[Items listed in a dataset]
□ □ □ □ □ □ □

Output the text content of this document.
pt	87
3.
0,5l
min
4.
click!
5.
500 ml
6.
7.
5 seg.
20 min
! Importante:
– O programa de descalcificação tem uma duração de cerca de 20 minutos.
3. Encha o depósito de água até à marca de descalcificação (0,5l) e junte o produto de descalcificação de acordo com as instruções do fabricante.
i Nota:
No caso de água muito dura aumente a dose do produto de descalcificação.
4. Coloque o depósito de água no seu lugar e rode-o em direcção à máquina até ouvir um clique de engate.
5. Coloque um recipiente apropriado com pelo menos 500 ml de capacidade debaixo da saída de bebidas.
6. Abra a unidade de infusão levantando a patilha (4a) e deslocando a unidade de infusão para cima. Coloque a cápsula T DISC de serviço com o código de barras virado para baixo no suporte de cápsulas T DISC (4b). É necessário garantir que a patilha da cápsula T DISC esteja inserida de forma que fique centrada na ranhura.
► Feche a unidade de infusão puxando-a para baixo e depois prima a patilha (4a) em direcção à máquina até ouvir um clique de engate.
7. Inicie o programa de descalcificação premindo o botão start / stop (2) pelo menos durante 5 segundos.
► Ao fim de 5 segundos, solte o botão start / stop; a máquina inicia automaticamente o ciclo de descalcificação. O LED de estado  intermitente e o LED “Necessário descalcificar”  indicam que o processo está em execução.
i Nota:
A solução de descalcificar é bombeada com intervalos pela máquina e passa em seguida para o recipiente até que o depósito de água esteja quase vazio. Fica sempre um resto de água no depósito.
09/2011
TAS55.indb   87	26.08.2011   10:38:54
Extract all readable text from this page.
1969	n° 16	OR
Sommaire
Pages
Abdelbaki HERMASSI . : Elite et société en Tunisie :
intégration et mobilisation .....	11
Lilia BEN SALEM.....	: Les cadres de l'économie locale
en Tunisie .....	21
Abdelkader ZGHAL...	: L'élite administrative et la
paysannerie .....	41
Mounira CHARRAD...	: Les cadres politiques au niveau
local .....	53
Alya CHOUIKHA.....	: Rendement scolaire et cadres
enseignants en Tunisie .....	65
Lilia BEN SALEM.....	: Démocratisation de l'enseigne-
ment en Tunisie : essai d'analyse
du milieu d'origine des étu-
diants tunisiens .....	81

□ □ □ □ □ □ □

Make an exact copy of all the data.

Written solution:
Output the text content of this document.
pt	87
3.
0,5l
min
4.
click!
5.
500 ml
6.
7.
5 seg.
20 min
! Importante:
– O programa de descalcificação tem uma duração de cerca de 20 minutos.
3. Encha o depósito de água até à marca de descalcificação (0,5l) e junte o produto de descalcificação de acordo com as instruções do fabricante.
i Nota:
No caso de água muito dura aumente a dose do produto de descalcificação.
4. Coloque o depósito de água no seu lugar e rode-o em direcção à máquina até ouvir um clique de engate.
5. Coloque um recipiente apropriado com pelo menos 500 ml de capacidade debaixo da saída de bebidas.
6. Abra a unidade de infusão levantando a patilha (4a) e deslocando a unidade de infusão para cima. Coloque a cápsula T DISC de serviço com o código de barras virado para baixo no suporte de cápsulas T DISC (4b). É necessário garantir que a patilha da cápsula T DISC esteja inserida de forma que fique centrada na ranhura.
► Feche a unidade de infusão puxando-a para baixo e depois prima a patilha (4a) em direcção à máquina até ouvir um clique de engate.
7. Inicie o programa de descalcificação premindo o botão start / stop (2) pelo menos durante 5 segundos.
► Ao fim de 5 segundos, solte o botão start / stop; a máquina inicia automaticamente o ciclo de descalcificação. O LED de estado  intermitente e o LED “Necessário descalcificar”  indicam que o processo está em execução.
i Nota:
A solução de descalcificar é bombeada com intervalos pela máquina e passa em seguida para o recipiente até que o depósito de água esteja quase vazio. Fica sempre um resto de água no depósito.
09/2011
TAS55.indb   87	26.08.2011   10:38:54
Extract all readable text from this page.
1969	n° 16	OR
Sommaire
Pages
Abdelbaki HERMASSI . : Elite et société en Tunisie :
intégration et mobilisation .....	11
Lilia BEN SALEM.....	: Les cadres de l'économie locale
en Tunisie .....	21
Abdelkader ZGHAL...	: L'élite administrative et la
paysannerie .....	41
Mounira CHARRAD...	: Les cadres politiques au niveau
local .....	53
Alya CHOUIKHA.....	: Rendement scolaire et cadres
enseignants en Tunisie .....	65
Lilia BEN SALEM.....	: Démocratisation de l'enseigne-
ment en Tunisie : essai d'analyse
du milieu d'origine des étu-
diants tunisiens .....	81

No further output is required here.